Goal
Copy every line of the data that includes the string "JSON".

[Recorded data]

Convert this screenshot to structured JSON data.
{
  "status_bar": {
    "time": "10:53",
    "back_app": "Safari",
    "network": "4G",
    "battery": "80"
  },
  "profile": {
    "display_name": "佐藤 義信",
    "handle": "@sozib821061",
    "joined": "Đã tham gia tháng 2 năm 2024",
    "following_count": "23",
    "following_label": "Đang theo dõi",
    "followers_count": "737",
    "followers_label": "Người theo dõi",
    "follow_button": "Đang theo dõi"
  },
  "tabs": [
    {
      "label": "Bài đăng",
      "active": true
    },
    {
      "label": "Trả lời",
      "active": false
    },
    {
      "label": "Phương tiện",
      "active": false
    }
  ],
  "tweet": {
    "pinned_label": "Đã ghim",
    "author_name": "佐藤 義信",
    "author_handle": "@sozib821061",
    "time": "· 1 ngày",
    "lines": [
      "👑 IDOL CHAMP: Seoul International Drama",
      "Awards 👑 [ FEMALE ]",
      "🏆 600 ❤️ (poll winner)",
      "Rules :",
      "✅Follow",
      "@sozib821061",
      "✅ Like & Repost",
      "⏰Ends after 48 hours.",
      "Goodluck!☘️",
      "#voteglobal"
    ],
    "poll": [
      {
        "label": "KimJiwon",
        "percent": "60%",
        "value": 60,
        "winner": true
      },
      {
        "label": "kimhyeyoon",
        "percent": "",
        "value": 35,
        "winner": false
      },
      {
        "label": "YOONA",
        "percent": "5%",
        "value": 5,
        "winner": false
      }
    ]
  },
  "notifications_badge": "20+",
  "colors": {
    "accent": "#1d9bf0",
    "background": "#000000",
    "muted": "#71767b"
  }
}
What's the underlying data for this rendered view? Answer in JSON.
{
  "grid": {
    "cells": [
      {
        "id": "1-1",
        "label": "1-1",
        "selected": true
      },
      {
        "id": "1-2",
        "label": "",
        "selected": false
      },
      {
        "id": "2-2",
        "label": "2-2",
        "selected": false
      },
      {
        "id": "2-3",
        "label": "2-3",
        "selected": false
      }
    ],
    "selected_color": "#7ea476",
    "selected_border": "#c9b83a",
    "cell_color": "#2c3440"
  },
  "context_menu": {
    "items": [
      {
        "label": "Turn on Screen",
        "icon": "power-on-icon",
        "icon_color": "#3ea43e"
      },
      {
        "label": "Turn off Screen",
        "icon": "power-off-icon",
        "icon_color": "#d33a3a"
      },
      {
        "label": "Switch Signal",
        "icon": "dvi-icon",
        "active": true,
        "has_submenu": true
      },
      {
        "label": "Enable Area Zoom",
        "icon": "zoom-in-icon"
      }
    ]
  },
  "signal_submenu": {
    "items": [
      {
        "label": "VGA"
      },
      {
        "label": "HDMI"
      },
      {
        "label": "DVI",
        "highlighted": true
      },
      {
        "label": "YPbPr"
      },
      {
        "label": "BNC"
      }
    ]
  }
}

...

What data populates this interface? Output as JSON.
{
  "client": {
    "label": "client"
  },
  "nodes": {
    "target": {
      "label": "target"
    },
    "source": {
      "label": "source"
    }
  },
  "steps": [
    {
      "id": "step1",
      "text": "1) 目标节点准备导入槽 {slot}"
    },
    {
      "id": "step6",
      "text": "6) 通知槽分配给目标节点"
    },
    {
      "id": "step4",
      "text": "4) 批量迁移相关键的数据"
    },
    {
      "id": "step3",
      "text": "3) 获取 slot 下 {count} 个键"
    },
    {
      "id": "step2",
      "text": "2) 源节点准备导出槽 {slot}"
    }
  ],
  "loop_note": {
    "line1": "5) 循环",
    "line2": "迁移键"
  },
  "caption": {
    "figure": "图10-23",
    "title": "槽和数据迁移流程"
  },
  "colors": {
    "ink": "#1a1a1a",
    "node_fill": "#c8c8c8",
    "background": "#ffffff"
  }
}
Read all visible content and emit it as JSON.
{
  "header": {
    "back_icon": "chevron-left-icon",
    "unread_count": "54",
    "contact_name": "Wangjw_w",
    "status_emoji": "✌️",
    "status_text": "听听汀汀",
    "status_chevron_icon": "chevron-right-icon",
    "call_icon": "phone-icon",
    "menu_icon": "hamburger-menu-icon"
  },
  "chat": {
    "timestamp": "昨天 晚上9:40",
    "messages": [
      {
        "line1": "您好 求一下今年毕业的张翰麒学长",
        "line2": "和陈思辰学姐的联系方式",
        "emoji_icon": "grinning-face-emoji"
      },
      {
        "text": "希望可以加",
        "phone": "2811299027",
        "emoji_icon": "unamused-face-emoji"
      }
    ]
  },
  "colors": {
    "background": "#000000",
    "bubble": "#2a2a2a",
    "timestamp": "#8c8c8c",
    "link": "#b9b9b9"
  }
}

...

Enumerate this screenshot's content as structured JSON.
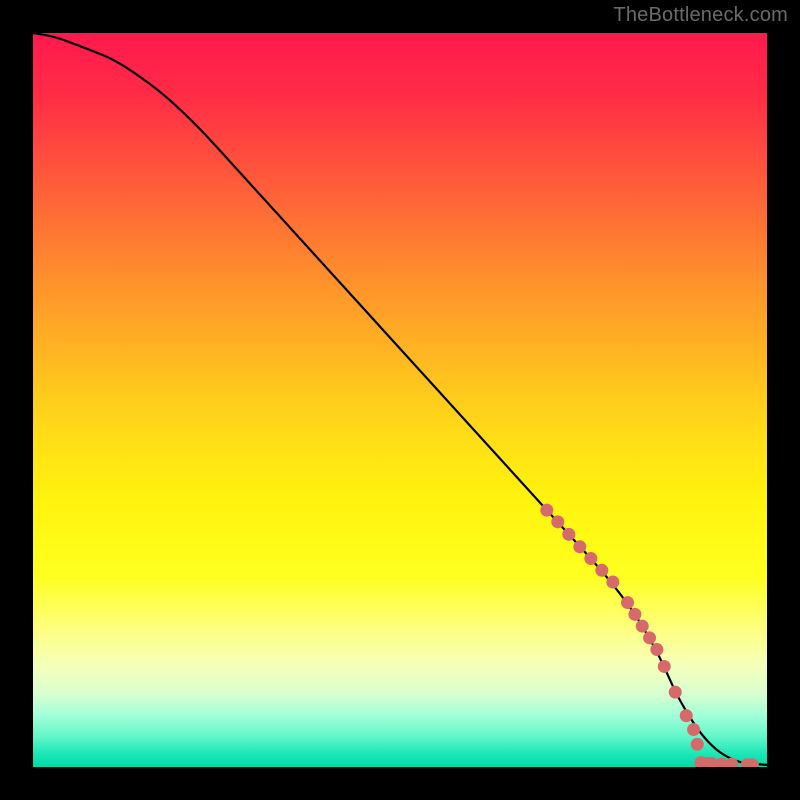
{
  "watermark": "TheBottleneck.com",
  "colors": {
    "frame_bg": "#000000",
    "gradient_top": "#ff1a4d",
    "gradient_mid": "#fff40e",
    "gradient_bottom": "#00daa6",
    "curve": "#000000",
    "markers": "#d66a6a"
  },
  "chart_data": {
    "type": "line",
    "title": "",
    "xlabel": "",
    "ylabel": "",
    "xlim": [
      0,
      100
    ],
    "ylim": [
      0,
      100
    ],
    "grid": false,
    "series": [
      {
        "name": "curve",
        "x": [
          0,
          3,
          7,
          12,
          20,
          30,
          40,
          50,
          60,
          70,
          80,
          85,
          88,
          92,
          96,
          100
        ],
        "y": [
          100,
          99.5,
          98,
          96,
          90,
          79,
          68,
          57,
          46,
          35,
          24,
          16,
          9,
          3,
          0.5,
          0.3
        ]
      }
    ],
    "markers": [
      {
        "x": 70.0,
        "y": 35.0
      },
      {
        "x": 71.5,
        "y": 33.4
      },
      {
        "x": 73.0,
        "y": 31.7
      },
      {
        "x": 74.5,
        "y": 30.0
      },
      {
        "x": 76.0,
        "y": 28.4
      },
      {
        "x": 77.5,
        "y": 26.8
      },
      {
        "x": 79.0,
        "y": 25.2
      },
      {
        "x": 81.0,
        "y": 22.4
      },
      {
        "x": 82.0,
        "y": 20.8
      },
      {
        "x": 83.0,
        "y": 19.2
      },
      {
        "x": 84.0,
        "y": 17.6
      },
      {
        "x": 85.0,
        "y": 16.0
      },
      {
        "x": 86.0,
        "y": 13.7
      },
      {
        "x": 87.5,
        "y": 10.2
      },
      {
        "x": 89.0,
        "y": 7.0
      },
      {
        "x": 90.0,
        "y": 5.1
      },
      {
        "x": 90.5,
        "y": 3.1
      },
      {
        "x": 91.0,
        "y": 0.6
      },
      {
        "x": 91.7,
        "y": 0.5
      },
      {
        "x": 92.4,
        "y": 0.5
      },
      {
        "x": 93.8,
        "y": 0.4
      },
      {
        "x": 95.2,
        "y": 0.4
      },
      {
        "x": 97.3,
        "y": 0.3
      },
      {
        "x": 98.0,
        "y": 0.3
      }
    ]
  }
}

Solution to this exercise
Convert this screenshot to structured JSON data.
What's the underlying data for this rendered view? Answer in JSON.
What data populates this interface? Output as JSON.
Read all visible content and emit it as JSON.
Enumerate this screenshot's content as structured JSON.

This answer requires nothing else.